The problem:
From the entries below, copy every line that holds the word "tipo".

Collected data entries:
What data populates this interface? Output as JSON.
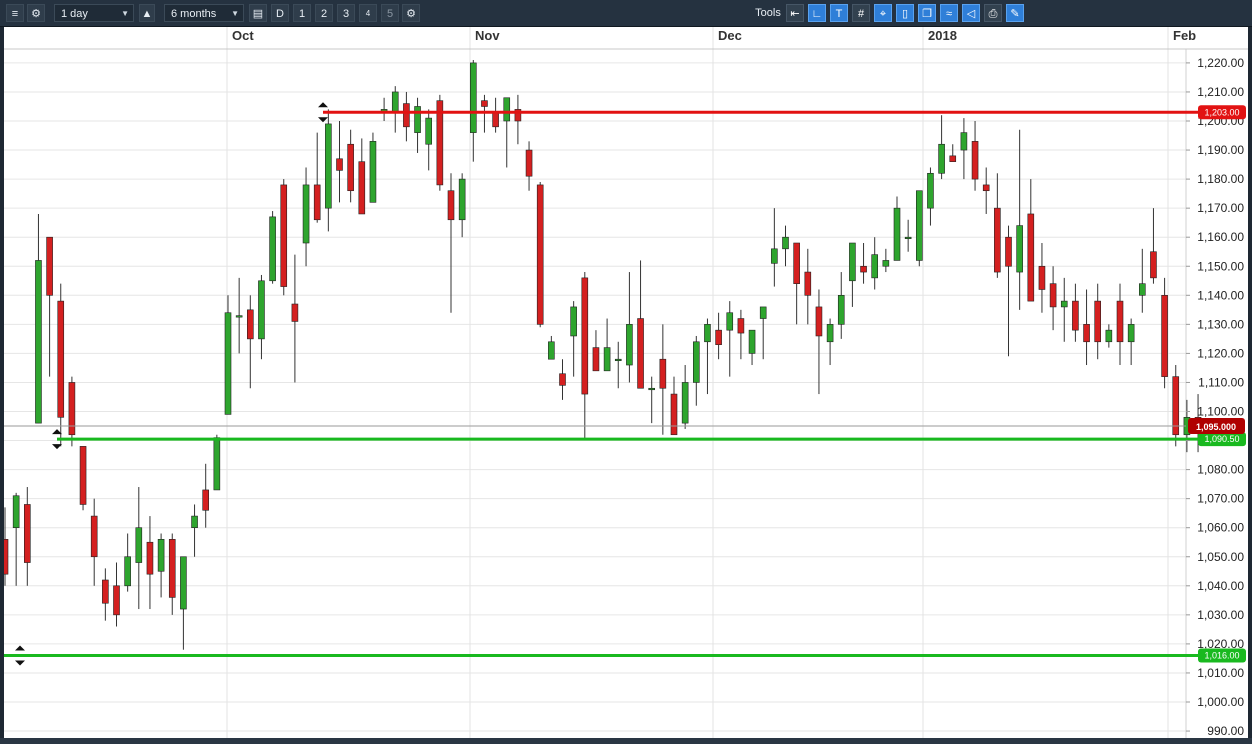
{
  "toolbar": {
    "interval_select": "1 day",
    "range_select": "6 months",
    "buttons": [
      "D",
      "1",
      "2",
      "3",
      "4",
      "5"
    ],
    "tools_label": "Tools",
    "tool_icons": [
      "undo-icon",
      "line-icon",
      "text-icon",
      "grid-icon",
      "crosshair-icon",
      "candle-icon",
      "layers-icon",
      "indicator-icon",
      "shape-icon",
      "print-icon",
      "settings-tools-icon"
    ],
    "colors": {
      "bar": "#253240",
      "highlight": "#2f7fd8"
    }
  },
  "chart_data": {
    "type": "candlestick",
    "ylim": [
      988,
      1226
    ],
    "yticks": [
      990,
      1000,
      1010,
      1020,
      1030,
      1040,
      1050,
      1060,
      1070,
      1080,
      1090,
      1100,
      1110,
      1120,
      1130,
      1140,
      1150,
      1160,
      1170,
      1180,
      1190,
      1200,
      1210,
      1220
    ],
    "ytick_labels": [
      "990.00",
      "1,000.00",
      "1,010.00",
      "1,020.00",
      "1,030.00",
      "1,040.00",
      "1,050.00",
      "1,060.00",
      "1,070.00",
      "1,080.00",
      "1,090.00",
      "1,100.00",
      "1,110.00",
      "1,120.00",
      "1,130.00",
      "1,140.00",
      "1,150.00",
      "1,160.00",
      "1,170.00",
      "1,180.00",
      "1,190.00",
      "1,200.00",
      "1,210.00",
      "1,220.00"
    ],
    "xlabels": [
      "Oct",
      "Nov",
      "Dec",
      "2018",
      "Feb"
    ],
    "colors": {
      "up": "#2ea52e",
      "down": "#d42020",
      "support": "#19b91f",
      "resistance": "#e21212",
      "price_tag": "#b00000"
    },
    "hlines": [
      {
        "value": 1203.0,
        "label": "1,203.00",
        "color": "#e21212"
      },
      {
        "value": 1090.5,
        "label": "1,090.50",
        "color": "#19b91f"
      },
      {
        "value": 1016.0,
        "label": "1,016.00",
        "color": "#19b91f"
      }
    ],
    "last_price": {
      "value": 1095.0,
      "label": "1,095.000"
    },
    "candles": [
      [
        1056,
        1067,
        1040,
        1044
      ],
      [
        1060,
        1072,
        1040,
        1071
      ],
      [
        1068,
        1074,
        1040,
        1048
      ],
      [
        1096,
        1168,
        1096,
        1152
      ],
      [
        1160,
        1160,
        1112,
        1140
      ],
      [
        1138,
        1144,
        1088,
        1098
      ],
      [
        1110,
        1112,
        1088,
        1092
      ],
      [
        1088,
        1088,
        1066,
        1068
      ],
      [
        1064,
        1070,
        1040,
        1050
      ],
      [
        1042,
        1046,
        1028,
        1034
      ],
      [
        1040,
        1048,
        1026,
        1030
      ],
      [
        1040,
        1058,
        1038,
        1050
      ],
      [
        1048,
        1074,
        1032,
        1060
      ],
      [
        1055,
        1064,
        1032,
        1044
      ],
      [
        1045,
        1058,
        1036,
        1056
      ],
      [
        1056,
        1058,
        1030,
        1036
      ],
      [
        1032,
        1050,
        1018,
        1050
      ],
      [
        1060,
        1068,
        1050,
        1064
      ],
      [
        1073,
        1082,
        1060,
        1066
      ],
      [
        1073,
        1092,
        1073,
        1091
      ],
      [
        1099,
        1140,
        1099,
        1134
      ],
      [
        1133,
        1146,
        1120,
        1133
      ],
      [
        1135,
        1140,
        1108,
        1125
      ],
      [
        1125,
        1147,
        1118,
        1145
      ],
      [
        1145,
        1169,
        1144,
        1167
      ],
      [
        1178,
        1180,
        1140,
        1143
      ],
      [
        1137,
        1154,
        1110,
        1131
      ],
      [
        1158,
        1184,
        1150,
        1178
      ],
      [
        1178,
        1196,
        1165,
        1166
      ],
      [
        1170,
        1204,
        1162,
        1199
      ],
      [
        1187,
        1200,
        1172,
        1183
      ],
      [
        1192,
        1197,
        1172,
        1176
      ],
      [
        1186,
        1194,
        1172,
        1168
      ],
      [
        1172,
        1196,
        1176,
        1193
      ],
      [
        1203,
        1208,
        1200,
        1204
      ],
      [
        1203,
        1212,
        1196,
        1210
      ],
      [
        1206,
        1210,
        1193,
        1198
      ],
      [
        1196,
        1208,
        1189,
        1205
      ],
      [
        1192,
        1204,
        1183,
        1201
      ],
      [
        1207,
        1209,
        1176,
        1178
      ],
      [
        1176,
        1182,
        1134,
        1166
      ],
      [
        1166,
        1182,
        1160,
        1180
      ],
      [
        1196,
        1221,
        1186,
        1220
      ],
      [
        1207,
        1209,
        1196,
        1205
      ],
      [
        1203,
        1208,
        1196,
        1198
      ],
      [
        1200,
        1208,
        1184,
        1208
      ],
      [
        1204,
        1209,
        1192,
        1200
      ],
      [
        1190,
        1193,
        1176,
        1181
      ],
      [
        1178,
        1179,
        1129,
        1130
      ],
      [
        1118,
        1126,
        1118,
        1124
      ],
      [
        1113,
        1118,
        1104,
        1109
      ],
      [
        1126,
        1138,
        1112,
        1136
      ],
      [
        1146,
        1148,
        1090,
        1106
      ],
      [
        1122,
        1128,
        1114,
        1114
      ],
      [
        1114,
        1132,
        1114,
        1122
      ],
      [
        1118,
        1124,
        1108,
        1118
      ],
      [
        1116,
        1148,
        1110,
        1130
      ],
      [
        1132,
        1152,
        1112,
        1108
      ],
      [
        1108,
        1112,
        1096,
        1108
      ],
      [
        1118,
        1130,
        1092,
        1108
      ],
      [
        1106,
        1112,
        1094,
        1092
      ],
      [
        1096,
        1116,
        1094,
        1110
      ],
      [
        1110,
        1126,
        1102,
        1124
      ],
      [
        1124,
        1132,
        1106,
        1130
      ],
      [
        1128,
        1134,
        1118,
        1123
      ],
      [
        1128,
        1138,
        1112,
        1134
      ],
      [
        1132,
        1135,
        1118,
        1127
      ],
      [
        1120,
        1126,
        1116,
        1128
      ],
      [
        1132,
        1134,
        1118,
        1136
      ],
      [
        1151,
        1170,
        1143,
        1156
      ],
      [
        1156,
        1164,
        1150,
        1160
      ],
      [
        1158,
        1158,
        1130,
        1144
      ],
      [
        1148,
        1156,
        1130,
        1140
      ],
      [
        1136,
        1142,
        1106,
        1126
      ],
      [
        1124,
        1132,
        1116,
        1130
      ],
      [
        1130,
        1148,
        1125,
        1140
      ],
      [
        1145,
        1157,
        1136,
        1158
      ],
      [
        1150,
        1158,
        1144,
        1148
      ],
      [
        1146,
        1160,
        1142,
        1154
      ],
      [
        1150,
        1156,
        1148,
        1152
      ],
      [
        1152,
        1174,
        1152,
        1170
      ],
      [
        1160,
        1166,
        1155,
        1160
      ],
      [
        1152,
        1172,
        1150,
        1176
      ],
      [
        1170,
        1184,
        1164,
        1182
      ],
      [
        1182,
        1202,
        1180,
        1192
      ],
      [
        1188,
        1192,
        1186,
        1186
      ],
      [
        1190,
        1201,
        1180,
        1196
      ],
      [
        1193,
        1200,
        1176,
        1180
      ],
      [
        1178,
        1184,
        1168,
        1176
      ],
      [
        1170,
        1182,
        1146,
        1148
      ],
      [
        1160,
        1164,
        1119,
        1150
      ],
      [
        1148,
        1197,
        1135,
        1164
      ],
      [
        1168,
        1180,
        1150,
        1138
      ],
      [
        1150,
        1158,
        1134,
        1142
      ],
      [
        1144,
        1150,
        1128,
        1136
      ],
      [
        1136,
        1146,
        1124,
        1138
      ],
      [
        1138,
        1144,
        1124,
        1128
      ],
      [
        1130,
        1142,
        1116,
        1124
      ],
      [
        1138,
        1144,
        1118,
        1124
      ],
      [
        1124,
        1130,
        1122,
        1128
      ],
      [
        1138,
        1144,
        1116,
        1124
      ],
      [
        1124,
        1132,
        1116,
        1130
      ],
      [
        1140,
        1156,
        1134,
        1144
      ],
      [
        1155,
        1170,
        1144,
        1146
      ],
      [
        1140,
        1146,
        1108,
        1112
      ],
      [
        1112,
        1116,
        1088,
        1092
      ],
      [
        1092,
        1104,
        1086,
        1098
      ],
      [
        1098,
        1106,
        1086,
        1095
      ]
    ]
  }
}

* * *

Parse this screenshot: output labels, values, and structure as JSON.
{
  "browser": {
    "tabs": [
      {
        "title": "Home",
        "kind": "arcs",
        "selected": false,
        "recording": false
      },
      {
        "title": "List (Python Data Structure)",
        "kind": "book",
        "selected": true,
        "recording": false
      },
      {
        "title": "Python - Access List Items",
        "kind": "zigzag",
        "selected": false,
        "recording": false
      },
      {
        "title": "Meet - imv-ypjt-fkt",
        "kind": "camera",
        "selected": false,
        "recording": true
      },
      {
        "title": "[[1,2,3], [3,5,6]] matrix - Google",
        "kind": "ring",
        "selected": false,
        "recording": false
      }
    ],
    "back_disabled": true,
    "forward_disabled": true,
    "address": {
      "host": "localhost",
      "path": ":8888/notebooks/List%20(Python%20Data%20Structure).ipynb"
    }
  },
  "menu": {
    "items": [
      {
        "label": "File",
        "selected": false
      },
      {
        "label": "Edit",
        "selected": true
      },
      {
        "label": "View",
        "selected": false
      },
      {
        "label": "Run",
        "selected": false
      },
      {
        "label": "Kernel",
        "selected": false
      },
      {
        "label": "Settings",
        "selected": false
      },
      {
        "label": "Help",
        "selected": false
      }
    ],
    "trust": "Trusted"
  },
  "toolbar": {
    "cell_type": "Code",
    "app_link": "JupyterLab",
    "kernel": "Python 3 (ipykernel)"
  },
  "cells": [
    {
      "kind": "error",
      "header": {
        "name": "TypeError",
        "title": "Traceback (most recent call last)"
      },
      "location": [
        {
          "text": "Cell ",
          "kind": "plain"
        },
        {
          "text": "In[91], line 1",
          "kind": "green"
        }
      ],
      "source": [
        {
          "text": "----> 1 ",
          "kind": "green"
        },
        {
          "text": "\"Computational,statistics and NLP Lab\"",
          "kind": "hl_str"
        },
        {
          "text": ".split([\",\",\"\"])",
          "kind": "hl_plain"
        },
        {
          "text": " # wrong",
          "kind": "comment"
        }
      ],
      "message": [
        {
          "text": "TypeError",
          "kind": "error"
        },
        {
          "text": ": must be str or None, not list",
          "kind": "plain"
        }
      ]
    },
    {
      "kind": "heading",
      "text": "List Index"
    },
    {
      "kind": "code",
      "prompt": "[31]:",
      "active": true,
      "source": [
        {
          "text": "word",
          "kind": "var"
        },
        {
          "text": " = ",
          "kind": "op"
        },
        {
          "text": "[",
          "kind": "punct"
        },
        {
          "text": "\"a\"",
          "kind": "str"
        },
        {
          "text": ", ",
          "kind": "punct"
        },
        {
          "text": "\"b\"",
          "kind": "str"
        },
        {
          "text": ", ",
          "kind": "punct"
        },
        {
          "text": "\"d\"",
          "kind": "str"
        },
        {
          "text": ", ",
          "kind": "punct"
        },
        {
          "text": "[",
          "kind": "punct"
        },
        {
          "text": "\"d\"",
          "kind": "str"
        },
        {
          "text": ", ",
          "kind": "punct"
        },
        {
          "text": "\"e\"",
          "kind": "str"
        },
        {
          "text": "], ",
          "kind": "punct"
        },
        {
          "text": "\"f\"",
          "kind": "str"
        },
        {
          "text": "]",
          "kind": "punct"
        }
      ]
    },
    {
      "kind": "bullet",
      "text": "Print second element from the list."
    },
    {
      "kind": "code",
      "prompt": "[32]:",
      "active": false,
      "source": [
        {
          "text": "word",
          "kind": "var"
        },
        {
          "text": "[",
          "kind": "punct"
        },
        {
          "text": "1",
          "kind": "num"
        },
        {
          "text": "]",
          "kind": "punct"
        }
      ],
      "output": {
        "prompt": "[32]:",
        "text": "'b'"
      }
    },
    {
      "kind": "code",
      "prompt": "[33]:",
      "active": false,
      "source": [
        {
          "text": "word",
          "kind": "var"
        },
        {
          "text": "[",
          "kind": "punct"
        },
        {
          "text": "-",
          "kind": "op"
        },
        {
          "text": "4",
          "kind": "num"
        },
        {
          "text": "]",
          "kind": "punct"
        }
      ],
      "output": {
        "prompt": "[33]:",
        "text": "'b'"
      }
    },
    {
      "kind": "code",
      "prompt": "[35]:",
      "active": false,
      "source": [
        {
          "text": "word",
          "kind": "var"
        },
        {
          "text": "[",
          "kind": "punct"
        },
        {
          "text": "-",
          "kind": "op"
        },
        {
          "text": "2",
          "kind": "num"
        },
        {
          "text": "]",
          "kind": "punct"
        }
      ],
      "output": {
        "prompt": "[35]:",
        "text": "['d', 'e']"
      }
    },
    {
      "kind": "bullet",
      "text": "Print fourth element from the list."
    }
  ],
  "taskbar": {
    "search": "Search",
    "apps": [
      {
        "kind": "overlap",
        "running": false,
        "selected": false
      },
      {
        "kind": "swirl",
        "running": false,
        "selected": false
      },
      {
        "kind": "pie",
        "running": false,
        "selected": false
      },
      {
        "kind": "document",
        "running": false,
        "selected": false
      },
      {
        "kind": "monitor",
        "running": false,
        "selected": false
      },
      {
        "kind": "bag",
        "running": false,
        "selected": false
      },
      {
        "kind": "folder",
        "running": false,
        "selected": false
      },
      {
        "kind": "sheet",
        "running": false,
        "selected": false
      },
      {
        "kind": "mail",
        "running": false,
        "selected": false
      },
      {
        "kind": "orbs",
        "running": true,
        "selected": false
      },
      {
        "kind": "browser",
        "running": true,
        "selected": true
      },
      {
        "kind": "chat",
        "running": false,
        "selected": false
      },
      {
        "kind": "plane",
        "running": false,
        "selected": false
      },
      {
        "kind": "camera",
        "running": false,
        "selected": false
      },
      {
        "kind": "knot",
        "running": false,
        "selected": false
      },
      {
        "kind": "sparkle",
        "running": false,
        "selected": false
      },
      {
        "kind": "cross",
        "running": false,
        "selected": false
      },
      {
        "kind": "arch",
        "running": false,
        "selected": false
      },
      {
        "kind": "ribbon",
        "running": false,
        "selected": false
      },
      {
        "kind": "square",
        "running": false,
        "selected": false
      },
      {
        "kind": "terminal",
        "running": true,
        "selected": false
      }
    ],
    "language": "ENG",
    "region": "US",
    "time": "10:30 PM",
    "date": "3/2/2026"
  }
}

* * *

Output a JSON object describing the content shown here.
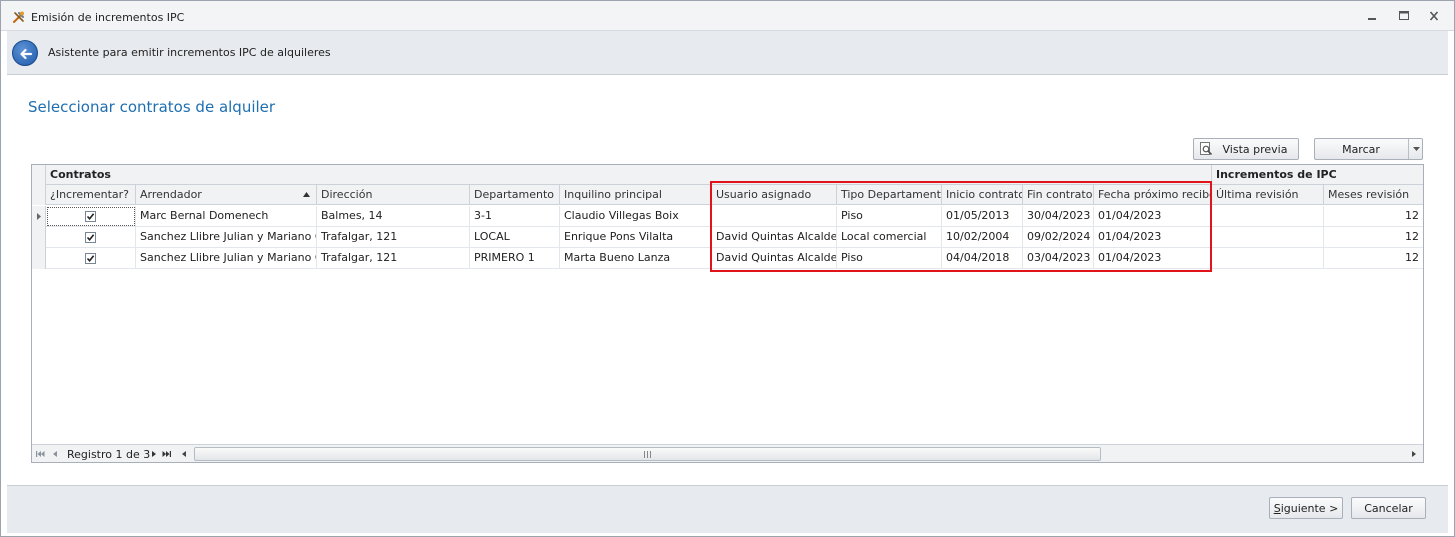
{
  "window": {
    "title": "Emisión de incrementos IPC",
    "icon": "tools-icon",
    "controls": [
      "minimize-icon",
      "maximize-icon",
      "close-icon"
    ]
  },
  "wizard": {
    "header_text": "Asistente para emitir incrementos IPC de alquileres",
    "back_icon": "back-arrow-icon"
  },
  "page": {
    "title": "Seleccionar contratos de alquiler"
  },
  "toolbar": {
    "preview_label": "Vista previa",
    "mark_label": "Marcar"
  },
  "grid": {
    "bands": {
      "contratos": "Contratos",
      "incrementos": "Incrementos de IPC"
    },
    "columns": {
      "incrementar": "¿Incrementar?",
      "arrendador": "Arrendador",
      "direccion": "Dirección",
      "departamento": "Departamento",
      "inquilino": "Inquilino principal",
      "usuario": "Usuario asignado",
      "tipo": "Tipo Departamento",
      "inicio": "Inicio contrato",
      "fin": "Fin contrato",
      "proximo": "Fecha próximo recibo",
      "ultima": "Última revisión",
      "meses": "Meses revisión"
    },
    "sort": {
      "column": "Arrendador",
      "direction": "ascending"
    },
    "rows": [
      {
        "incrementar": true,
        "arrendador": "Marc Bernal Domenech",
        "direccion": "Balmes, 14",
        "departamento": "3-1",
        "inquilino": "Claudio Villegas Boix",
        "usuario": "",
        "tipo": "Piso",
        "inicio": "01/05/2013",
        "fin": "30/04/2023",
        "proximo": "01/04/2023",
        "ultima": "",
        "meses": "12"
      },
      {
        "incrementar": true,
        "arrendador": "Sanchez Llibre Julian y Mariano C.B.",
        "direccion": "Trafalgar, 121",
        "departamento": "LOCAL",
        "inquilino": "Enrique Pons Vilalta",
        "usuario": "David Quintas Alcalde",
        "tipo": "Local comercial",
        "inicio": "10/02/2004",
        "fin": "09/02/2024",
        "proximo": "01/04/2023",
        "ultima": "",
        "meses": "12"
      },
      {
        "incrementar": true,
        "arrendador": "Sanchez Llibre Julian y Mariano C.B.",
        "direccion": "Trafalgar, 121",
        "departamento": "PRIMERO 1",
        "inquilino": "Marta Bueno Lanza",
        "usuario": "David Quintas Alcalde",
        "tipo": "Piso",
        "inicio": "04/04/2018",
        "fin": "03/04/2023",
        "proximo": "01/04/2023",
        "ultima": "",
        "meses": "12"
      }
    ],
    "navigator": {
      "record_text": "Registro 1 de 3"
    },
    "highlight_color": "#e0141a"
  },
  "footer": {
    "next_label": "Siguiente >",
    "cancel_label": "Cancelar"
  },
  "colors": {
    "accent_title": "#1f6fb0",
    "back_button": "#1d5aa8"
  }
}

Answer to the task:
      "tipo": "Tipo Departamento",
        "tipo": "Piso",
        "tipo": "Local comercial",
        "tipo": "Piso",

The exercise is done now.